[Start of Records provided]
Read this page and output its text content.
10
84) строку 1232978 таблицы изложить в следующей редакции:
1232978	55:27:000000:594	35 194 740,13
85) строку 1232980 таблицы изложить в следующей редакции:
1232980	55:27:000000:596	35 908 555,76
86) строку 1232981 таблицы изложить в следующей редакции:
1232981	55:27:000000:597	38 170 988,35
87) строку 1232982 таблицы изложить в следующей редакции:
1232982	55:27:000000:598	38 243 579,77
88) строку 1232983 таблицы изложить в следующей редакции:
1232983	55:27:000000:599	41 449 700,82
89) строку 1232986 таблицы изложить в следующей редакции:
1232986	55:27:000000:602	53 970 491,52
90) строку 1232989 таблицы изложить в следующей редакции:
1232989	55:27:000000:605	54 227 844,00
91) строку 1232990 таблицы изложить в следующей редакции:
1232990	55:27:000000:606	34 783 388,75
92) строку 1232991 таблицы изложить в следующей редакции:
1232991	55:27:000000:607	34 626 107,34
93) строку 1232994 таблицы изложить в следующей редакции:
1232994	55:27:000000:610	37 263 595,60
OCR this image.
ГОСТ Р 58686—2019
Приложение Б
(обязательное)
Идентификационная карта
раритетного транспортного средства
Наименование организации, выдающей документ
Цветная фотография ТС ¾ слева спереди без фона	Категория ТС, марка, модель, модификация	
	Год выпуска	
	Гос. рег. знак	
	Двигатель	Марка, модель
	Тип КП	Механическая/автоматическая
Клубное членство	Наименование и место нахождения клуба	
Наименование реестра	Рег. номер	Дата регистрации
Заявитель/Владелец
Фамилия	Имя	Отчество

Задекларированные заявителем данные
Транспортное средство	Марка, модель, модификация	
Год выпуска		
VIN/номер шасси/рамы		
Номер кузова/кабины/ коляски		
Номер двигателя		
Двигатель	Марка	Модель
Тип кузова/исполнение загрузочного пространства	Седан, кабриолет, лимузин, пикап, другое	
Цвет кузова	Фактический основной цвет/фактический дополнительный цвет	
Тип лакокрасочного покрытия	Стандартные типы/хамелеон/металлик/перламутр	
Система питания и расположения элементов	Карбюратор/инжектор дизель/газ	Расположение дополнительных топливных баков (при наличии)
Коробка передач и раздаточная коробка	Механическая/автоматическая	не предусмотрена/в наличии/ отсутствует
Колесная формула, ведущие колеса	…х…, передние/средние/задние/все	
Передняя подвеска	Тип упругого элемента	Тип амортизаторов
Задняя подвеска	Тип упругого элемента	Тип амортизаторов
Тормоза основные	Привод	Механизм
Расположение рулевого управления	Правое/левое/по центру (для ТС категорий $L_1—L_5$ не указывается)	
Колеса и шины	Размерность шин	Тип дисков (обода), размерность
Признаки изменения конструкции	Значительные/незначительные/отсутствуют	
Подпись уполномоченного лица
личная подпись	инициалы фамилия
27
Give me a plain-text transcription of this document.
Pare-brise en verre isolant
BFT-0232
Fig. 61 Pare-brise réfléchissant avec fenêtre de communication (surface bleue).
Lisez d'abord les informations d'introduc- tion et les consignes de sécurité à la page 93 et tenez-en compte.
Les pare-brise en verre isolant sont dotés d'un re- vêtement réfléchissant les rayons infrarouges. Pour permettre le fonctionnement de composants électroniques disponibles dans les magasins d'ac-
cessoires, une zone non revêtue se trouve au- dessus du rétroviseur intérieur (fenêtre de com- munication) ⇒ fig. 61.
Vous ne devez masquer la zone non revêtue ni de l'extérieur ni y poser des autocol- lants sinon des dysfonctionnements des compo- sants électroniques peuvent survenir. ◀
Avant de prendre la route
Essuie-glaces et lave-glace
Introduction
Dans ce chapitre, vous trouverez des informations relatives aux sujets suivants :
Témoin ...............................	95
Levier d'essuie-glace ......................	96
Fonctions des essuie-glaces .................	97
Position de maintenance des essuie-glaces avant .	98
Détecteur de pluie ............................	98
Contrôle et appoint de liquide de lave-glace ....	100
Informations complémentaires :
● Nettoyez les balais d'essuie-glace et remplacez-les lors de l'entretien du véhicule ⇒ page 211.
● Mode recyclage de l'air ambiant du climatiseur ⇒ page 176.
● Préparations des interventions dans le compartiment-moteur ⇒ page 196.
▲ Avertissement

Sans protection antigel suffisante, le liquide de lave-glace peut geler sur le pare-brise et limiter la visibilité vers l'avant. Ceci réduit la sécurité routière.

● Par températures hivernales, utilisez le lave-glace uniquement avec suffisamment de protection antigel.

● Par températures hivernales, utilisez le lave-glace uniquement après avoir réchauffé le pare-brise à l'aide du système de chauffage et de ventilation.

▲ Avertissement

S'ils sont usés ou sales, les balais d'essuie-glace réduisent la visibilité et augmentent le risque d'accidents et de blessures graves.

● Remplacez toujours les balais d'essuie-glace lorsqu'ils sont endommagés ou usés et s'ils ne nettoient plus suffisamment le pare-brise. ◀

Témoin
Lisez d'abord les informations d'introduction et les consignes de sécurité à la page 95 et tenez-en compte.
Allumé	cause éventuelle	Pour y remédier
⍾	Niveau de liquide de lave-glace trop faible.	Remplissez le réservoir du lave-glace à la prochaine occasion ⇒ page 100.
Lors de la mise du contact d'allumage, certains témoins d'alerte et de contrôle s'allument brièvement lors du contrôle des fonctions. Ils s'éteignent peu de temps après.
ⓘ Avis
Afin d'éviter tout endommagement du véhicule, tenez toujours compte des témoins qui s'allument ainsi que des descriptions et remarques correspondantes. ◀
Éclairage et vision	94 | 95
[End of Records provided]
= Task objective =
Retype all of the material above with every character intact.

= The solution =
Read this page and output its text content.
10
84) строку 1232978 таблицы изложить в следующей редакции:
1232978	55:27:000000:594	35 194 740,13
85) строку 1232980 таблицы изложить в следующей редакции:
1232980	55:27:000000:596	35 908 555,76
86) строку 1232981 таблицы изложить в следующей редакции:
1232981	55:27:000000:597	38 170 988,35
87) строку 1232982 таблицы изложить в следующей редакции:
1232982	55:27:000000:598	38 243 579,77
88) строку 1232983 таблицы изложить в следующей редакции:
1232983	55:27:000000:599	41 449 700,82
89) строку 1232986 таблицы изложить в следующей редакции:
1232986	55:27:000000:602	53 970 491,52
90) строку 1232989 таблицы изложить в следующей редакции:
1232989	55:27:000000:605	54 227 844,00
91) строку 1232990 таблицы изложить в следующей редакции:
1232990	55:27:000000:606	34 783 388,75
92) строку 1232991 таблицы изложить в следующей редакции:
1232991	55:27:000000:607	34 626 107,34
93) строку 1232994 таблицы изложить в следующей редакции:
1232994	55:27:000000:610	37 263 595,60
OCR this image.
ГОСТ Р 58686—2019
Приложение Б
(обязательное)
Идентификационная карта
раритетного транспортного средства
Наименование организации, выдающей документ
Цветная фотография ТС ¾ слева спереди без фона	Категория ТС, марка, модель, модификация	
	Год выпуска	
	Гос. рег. знак	
	Двигатель	Марка, модель
	Тип КП	Механическая/автоматическая
Клубное членство	Наименование и место нахождения клуба	
Наименование реестра	Рег. номер	Дата регистрации
Заявитель/Владелец
Фамилия	Имя	Отчество

Задекларированные заявителем данные
Транспортное средство	Марка, модель, модификация	
Год выпуска		
VIN/номер шасси/рамы		
Номер кузова/кабины/ коляски		
Номер двигателя		
Двигатель	Марка	Модель
Тип кузова/исполнение загрузочного пространства	Седан, кабриолет, лимузин, пикап, другое	
Цвет кузова	Фактический основной цвет/фактический дополнительный цвет	
Тип лакокрасочного покрытия	Стандартные типы/хамелеон/металлик/перламутр	
Система питания и расположения элементов	Карбюратор/инжектор дизель/газ	Расположение дополнительных топливных баков (при наличии)
Коробка передач и раздаточная коробка	Механическая/автоматическая	не предусмотрена/в наличии/ отсутствует
Колесная формула, ведущие колеса	…х…, передние/средние/задние/все	
Передняя подвеска	Тип упругого элемента	Тип амортизаторов
Задняя подвеска	Тип упругого элемента	Тип амортизаторов
Тормоза основные	Привод	Механизм
Расположение рулевого управления	Правое/левое/по центру (для ТС категорий $L_1—L_5$ не указывается)	
Колеса и шины	Размерность шин	Тип дисков (обода), размерность
Признаки изменения конструкции	Значительные/незначительные/отсутствуют	
Подпись уполномоченного лица
личная подпись	инициалы фамилия
27
Give me a plain-text transcription of this document.
Pare-brise en verre isolant
BFT-0232
Fig. 61 Pare-brise réfléchissant avec fenêtre de communication (surface bleue).
Lisez d'abord les informations d'introduc- tion et les consignes de sécurité à la page 93 et tenez-en compte.
Les pare-brise en verre isolant sont dotés d'un re- vêtement réfléchissant les rayons infrarouges. Pour permettre le fonctionnement de composants électroniques disponibles dans les magasins d'ac-
cessoires, une zone non revêtue se trouve au- dessus du rétroviseur intérieur (fenêtre de com- munication) ⇒ fig. 61.
Vous ne devez masquer la zone non revêtue ni de l'extérieur ni y poser des autocol- lants sinon des dysfonctionnements des compo- sants électroniques peuvent survenir. ◀
Avant de prendre la route
Essuie-glaces et lave-glace
Introduction
Dans ce chapitre, vous trouverez des informations relatives aux sujets suivants :
Témoin ...............................	95
Levier d'essuie-glace ......................	96
Fonctions des essuie-glaces .................	97
Position de maintenance des essuie-glaces avant .	98
Détecteur de pluie ............................	98
Contrôle et appoint de liquide de lave-glace ....	100
Informations complémentaires :
● Nettoyez les balais d'essuie-glace et remplacez-les lors de l'entretien du véhicule ⇒ page 211.
● Mode recyclage de l'air ambiant du climatiseur ⇒ page 176.
● Préparations des interventions dans le compartiment-moteur ⇒ page 196.
▲ Avertissement

Sans protection antigel suffisante, le liquide de lave-glace peut geler sur le pare-brise et limiter la visibilité vers l'avant. Ceci réduit la sécurité routière.

● Par températures hivernales, utilisez le lave-glace uniquement avec suffisamment de protection antigel.

● Par températures hivernales, utilisez le lave-glace uniquement après avoir réchauffé le pare-brise à l'aide du système de chauffage et de ventilation.

▲ Avertissement

S'ils sont usés ou sales, les balais d'essuie-glace réduisent la visibilité et augmentent le risque d'accidents et de blessures graves.

● Remplacez toujours les balais d'essuie-glace lorsqu'ils sont endommagés ou usés et s'ils ne nettoient plus suffisamment le pare-brise. ◀

Témoin
Lisez d'abord les informations d'introduction et les consignes de sécurité à la page 95 et tenez-en compte.
Allumé	cause éventuelle	Pour y remédier
⍾	Niveau de liquide de lave-glace trop faible.	Remplissez le réservoir du lave-glace à la prochaine occasion ⇒ page 100.
Lors de la mise du contact d'allumage, certains témoins d'alerte et de contrôle s'allument brièvement lors du contrôle des fonctions. Ils s'éteignent peu de temps après.
ⓘ Avis
Afin d'éviter tout endommagement du véhicule, tenez toujours compte des témoins qui s'allument ainsi que des descriptions et remarques correspondantes. ◀
Éclairage et vision	94 | 95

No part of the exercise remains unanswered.